=== Description of the task ===
Each line that holds the word "shichen" counts once; give the total number of such lines and nothing else.

=== Records about charts and figures ===
--- Begin ---

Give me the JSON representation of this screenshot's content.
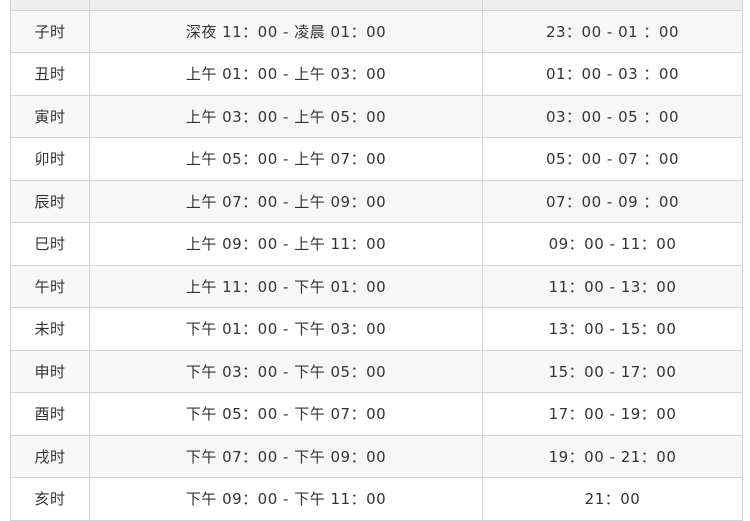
{
  "rows": [
    {
      "shichen": "子时",
      "period": "深夜 11：00 - 凌晨 01：00",
      "time": "23：00 - 01 ：00"
    },
    {
      "shichen": "丑时",
      "period": "上午 01：00 - 上午 03：00",
      "time": "01：00 - 03 ：00"
    },
    {
      "shichen": "寅时",
      "period": "上午 03：00 - 上午 05：00",
      "time": "03：00 - 05 ：00"
    },
    {
      "shichen": "卯时",
      "period": "上午 05：00 - 上午 07：00",
      "time": "05：00 - 07 ：00"
    },
    {
      "shichen": "辰时",
      "period": "上午 07：00 - 上午 09：00",
      "time": "07：00 - 09 ：00"
    },
    {
      "shichen": "巳时",
      "period": "上午 09：00 - 上午 11：00",
      "time": "09：00 - 11：00"
    },
    {
      "shichen": "午时",
      "period": "上午 11：00 - 下午 01：00",
      "time": "11：00 - 13：00"
    },
    {
      "shichen": "未时",
      "period": "下午 01：00 - 下午 03：00",
      "time": "13：00 - 15：00"
    },
    {
      "shichen": "申时",
      "period": "下午 03：00 - 下午 05：00",
      "time": "15：00 - 17：00"
    },
    {
      "shichen": "酉时",
      "period": "下午 05：00 - 下午 07：00",
      "time": "17：00 - 19：00"
    },
    {
      "shichen": "戌时",
      "period": "下午 07：00 - 下午 09：00",
      "time": "19：00 - 21：00"
    },
    {
      "shichen": "亥时",
      "period": "下午 09：00 - 下午 11：00",
      "time": "21：00"
    }
  ]
}
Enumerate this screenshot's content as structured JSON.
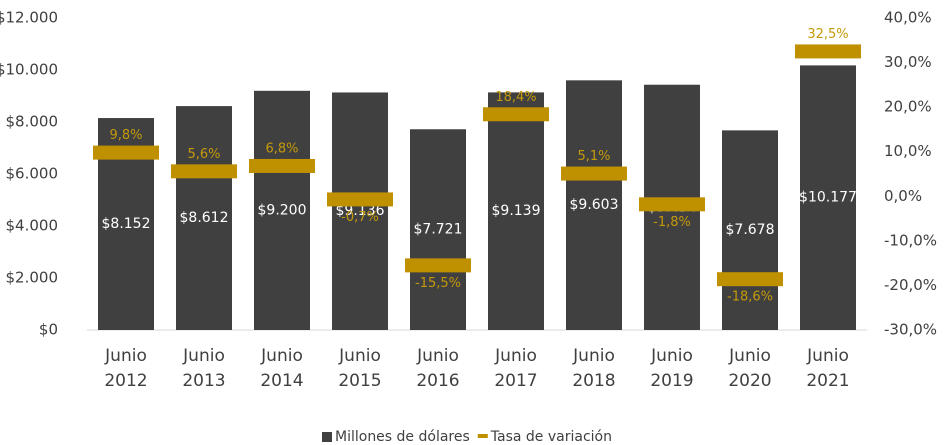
{
  "chart_data": {
    "type": "bar-line",
    "categories": [
      [
        "Junio",
        "2012"
      ],
      [
        "Junio",
        "2013"
      ],
      [
        "Junio",
        "2014"
      ],
      [
        "Junio",
        "2015"
      ],
      [
        "Junio",
        "2016"
      ],
      [
        "Junio",
        "2017"
      ],
      [
        "Junio",
        "2018"
      ],
      [
        "Junio",
        "2019"
      ],
      [
        "Junio",
        "2020"
      ],
      [
        "Junio",
        "2021"
      ]
    ],
    "series": [
      {
        "name": "Millones de dólares",
        "color": "#404040",
        "type": "bar",
        "values": [
          8152,
          8612,
          9200,
          9136,
          7721,
          9139,
          9603,
          9434,
          7678,
          10177
        ],
        "value_labels": [
          "$8.152",
          "$8.612",
          "$9.200",
          "$9.136",
          "$7.721",
          "$9.139",
          "$9.603",
          "$9.434",
          "$7.678",
          "$10.177"
        ]
      },
      {
        "name": "Tasa de variación",
        "color": "#bf9000",
        "type": "marker",
        "axis": "y2",
        "values": [
          9.8,
          5.6,
          6.8,
          -0.7,
          -15.5,
          18.4,
          5.1,
          -1.8,
          -18.6,
          32.5
        ],
        "value_labels": [
          "9,8%",
          "5,6%",
          "6,8%",
          "-0,7%",
          "-15,5%",
          "18,4%",
          "5,1%",
          "-1,8%",
          "-18,6%",
          "32,5%"
        ]
      }
    ],
    "ylim": [
      0,
      12000
    ],
    "yticks": [
      {
        "value": 0,
        "label": "$0"
      },
      {
        "value": 2000,
        "label": "$2.000"
      },
      {
        "value": 4000,
        "label": "$4.000"
      },
      {
        "value": 6000,
        "label": "$6.000"
      },
      {
        "value": 8000,
        "label": "$8.000"
      },
      {
        "value": 10000,
        "label": "$10.000"
      },
      {
        "value": 12000,
        "label": "$12.000"
      }
    ],
    "y2lim": [
      -30,
      40
    ],
    "y2ticks": [
      {
        "value": -30,
        "label": "-30,0%"
      },
      {
        "value": -20,
        "label": "-20,0%"
      },
      {
        "value": -10,
        "label": "-10,0%"
      },
      {
        "value": 0,
        "label": "0,0%"
      },
      {
        "value": 10,
        "label": "10,0%"
      },
      {
        "value": 20,
        "label": "20,0%"
      },
      {
        "value": 30,
        "label": "30,0%"
      },
      {
        "value": 40,
        "label": "40,0%"
      }
    ],
    "legend": "bottom"
  }
}
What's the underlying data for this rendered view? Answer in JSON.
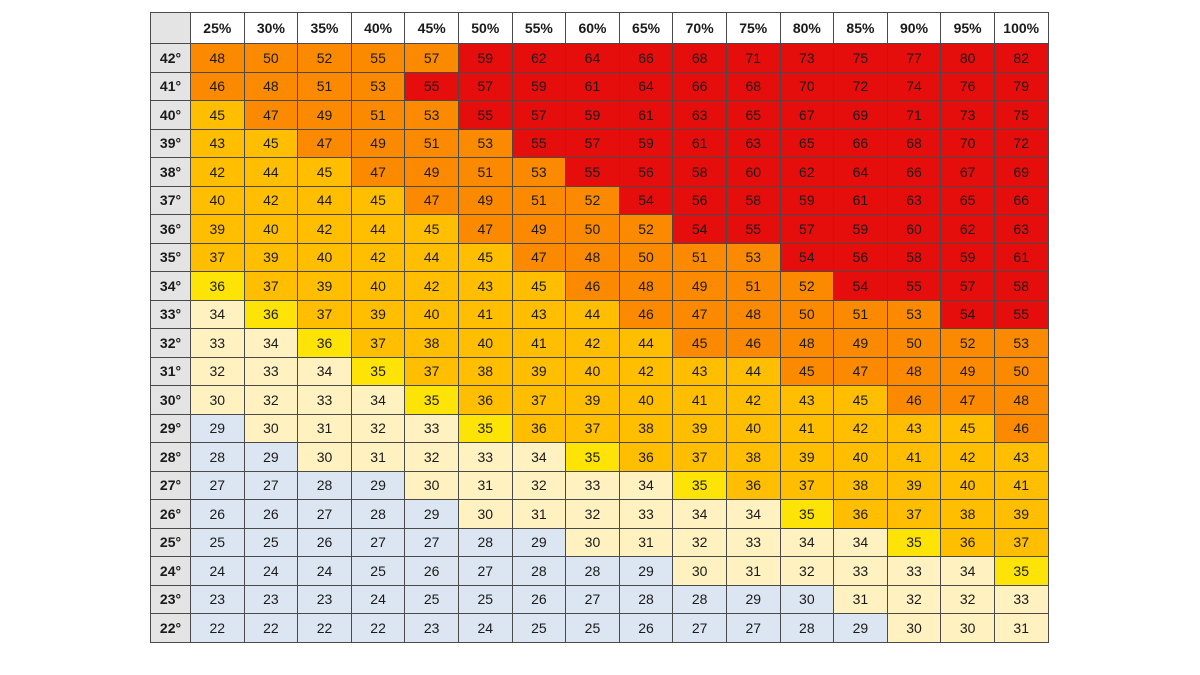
{
  "colors": {
    "cool": "#dce6f2",
    "mild": "#fff2c0",
    "warm": "#fde406",
    "hot": "#ffbf00",
    "very_hot": "#fb8a00",
    "danger": "#e60d0d"
  },
  "chart_data": {
    "type": "heatmap",
    "x_labels": [
      "25%",
      "30%",
      "35%",
      "40%",
      "45%",
      "50%",
      "55%",
      "60%",
      "65%",
      "70%",
      "75%",
      "80%",
      "85%",
      "90%",
      "95%",
      "100%"
    ],
    "y_labels": [
      "42°",
      "41°",
      "40°",
      "39°",
      "38°",
      "37°",
      "36°",
      "35°",
      "34°",
      "33°",
      "32°",
      "31°",
      "30°",
      "29°",
      "28°",
      "27°",
      "26°",
      "25°",
      "24°",
      "23°",
      "22°"
    ],
    "values": [
      [
        48,
        50,
        52,
        55,
        57,
        59,
        62,
        64,
        66,
        68,
        71,
        73,
        75,
        77,
        80,
        82
      ],
      [
        46,
        48,
        51,
        53,
        55,
        57,
        59,
        61,
        64,
        66,
        68,
        70,
        72,
        74,
        76,
        79
      ],
      [
        45,
        47,
        49,
        51,
        53,
        55,
        57,
        59,
        61,
        63,
        65,
        67,
        69,
        71,
        73,
        75
      ],
      [
        43,
        45,
        47,
        49,
        51,
        53,
        55,
        57,
        59,
        61,
        63,
        65,
        66,
        68,
        70,
        72
      ],
      [
        42,
        44,
        45,
        47,
        49,
        51,
        53,
        55,
        56,
        58,
        60,
        62,
        64,
        66,
        67,
        69
      ],
      [
        40,
        42,
        44,
        45,
        47,
        49,
        51,
        52,
        54,
        56,
        58,
        59,
        61,
        63,
        65,
        66
      ],
      [
        39,
        40,
        42,
        44,
        45,
        47,
        49,
        50,
        52,
        54,
        55,
        57,
        59,
        60,
        62,
        63
      ],
      [
        37,
        39,
        40,
        42,
        44,
        45,
        47,
        48,
        50,
        51,
        53,
        54,
        56,
        58,
        59,
        61
      ],
      [
        36,
        37,
        39,
        40,
        42,
        43,
        45,
        46,
        48,
        49,
        51,
        52,
        54,
        55,
        57,
        58
      ],
      [
        34,
        36,
        37,
        39,
        40,
        41,
        43,
        44,
        46,
        47,
        48,
        50,
        51,
        53,
        54,
        55
      ],
      [
        33,
        34,
        36,
        37,
        38,
        40,
        41,
        42,
        44,
        45,
        46,
        48,
        49,
        50,
        52,
        53
      ],
      [
        32,
        33,
        34,
        35,
        37,
        38,
        39,
        40,
        42,
        43,
        44,
        45,
        47,
        48,
        49,
        50
      ],
      [
        30,
        32,
        33,
        34,
        35,
        36,
        37,
        39,
        40,
        41,
        42,
        43,
        45,
        46,
        47,
        48
      ],
      [
        29,
        30,
        31,
        32,
        33,
        35,
        36,
        37,
        38,
        39,
        40,
        41,
        42,
        43,
        45,
        46
      ],
      [
        28,
        29,
        30,
        31,
        32,
        33,
        34,
        35,
        36,
        37,
        38,
        39,
        40,
        41,
        42,
        43
      ],
      [
        27,
        27,
        28,
        29,
        30,
        31,
        32,
        33,
        34,
        35,
        36,
        37,
        38,
        39,
        40,
        41
      ],
      [
        26,
        26,
        27,
        28,
        29,
        30,
        31,
        32,
        33,
        34,
        34,
        35,
        36,
        37,
        38,
        39
      ],
      [
        25,
        25,
        26,
        27,
        27,
        28,
        29,
        30,
        31,
        32,
        33,
        34,
        34,
        35,
        36,
        37
      ],
      [
        24,
        24,
        24,
        25,
        26,
        27,
        28,
        28,
        29,
        30,
        31,
        32,
        33,
        33,
        34,
        35
      ],
      [
        23,
        23,
        23,
        24,
        25,
        25,
        26,
        27,
        28,
        28,
        29,
        30,
        31,
        32,
        32,
        33
      ],
      [
        22,
        22,
        22,
        22,
        23,
        24,
        25,
        25,
        26,
        27,
        27,
        28,
        29,
        30,
        30,
        31
      ]
    ],
    "categories_by_row": [
      "CCCCCDDDDDDDDDDD",
      "CCCCDDDDDDDDDDDD",
      "BCCCCDDDDDDDDDDD",
      "BBCCCCDDDDDDDDDD",
      "BBBCCCCDDDDDDDDD",
      "BBBBCCCCDDDDDDDD",
      "BBBBBCCCCDDDDDDD",
      "BBBBBBCCCCCDDDDD",
      "ABBBBBBCCCCCDDDD",
      "MABBBBBBCCCCCCDD",
      "MMABBBBBBCCCCCCC",
      "MMMABBBBBBBCCCCC",
      "MMMMABBBBBBBBCCC",
      "KMMMMABBBBBBBBBC",
      "KKMMMMMABBBBBBBB",
      "KKKKMMMMMABBBBBB",
      "KKKKKMMMMMMABBBB",
      "KKKKKKKMMMMMMABB",
      "KKKKKKKKKMMMMMMA",
      "KKKKKKKKKKKKMMMM",
      "KKKKKKKKKKKKKMMM"
    ]
  }
}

--- End ---

=== The completed task ===
12